▼

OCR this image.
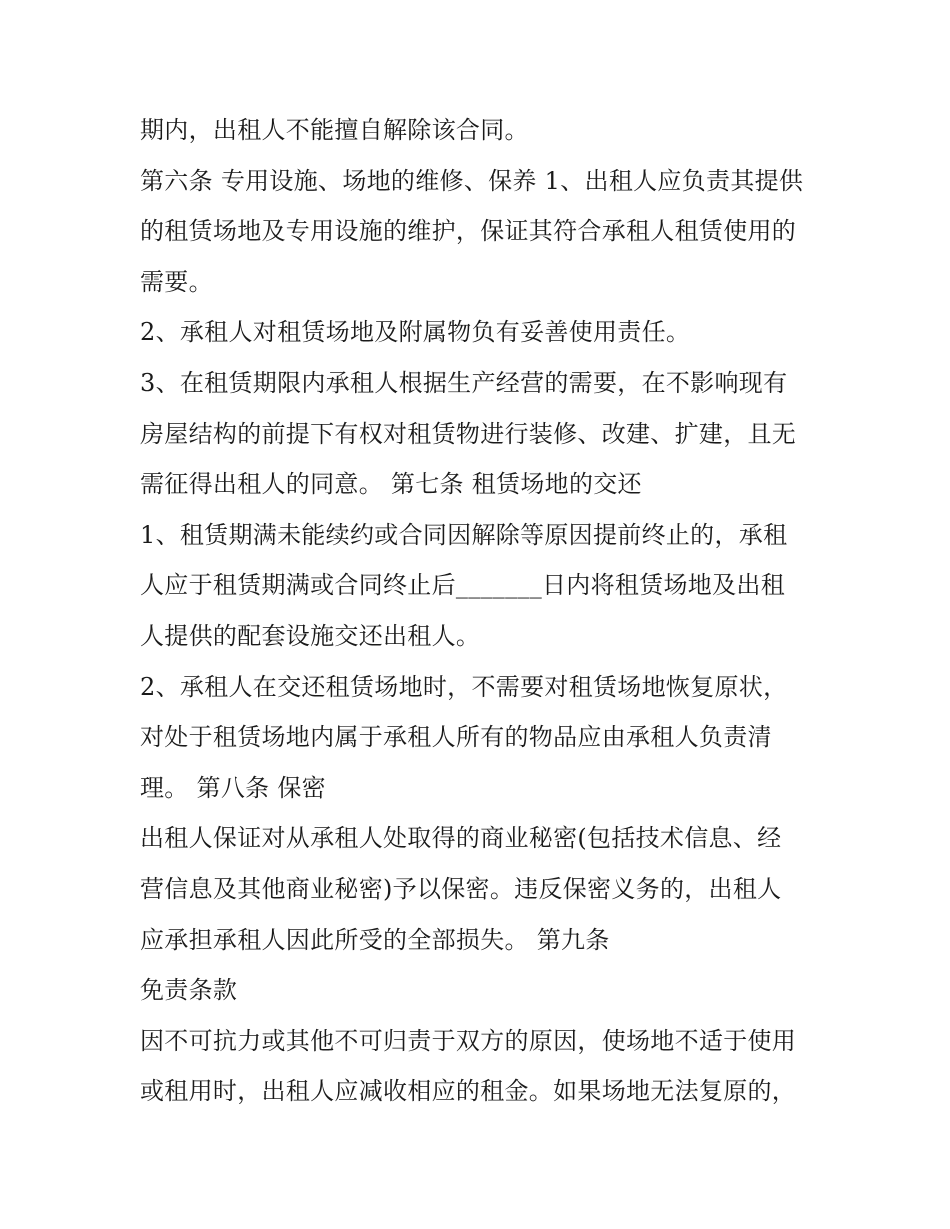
期内，出租人不能擅自解除该合同。
第六条 专用设施、场地的维修、保养 1、出租人应负责其提供
的租赁场地及专用设施的维护，保证其符合承租人租赁使用的
需要。
2、承租人对租赁场地及附属物负有妥善使用责任。
3、在租赁期限内承租人根据生产经营的需要，在不影响现有
房屋结构的前提下有权对租赁物进行装修、改建、扩建，且无
需征得出租人的同意。 第七条 租赁场地的交还
1、租赁期满未能续约或合同因解除等原因提前终止的，承租
人应于租赁期满或合同终止后_______日内将租赁场地及出租
人提供的配套设施交还出租人。
2、承租人在交还租赁场地时，不需要对租赁场地恢复原状，
对处于租赁场地内属于承租人所有的物品应由承租人负责清
理。 第八条 保密
出租人保证对从承租人处取得的商业秘密(包括技术信息、经
营信息及其他商业秘密)予以保密。违反保密义务的，出租人
应承担承租人因此所受的全部损失。 第九条
免责条款
因不可抗力或其他不可归责于双方的原因，使场地不适于使用
或租用时，出租人应减收相应的租金。如果场地无法复原的，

▲

Reproduce each entry precisely. Leave the pictures out.

OCR this image.
期内，出租人不能擅自解除该合同。
第六条 专用设施、场地的维修、保养 1、出租人应负责其提供
的租赁场地及专用设施的维护，保证其符合承租人租赁使用的
需要。
2、承租人对租赁场地及附属物负有妥善使用责任。
3、在租赁期限内承租人根据生产经营的需要，在不影响现有
房屋结构的前提下有权对租赁物进行装修、改建、扩建，且无
需征得出租人的同意。 第七条 租赁场地的交还
1、租赁期满未能续约或合同因解除等原因提前终止的，承租
人应于租赁期满或合同终止后_______日内将租赁场地及出租
人提供的配套设施交还出租人。
2、承租人在交还租赁场地时，不需要对租赁场地恢复原状，
对处于租赁场地内属于承租人所有的物品应由承租人负责清
理。 第八条 保密
出租人保证对从承租人处取得的商业秘密(包括技术信息、经
营信息及其他商业秘密)予以保密。违反保密义务的，出租人
应承担承租人因此所受的全部损失。 第九条
免责条款
因不可抗力或其他不可归责于双方的原因，使场地不适于使用
或租用时，出租人应减收相应的租金。如果场地无法复原的，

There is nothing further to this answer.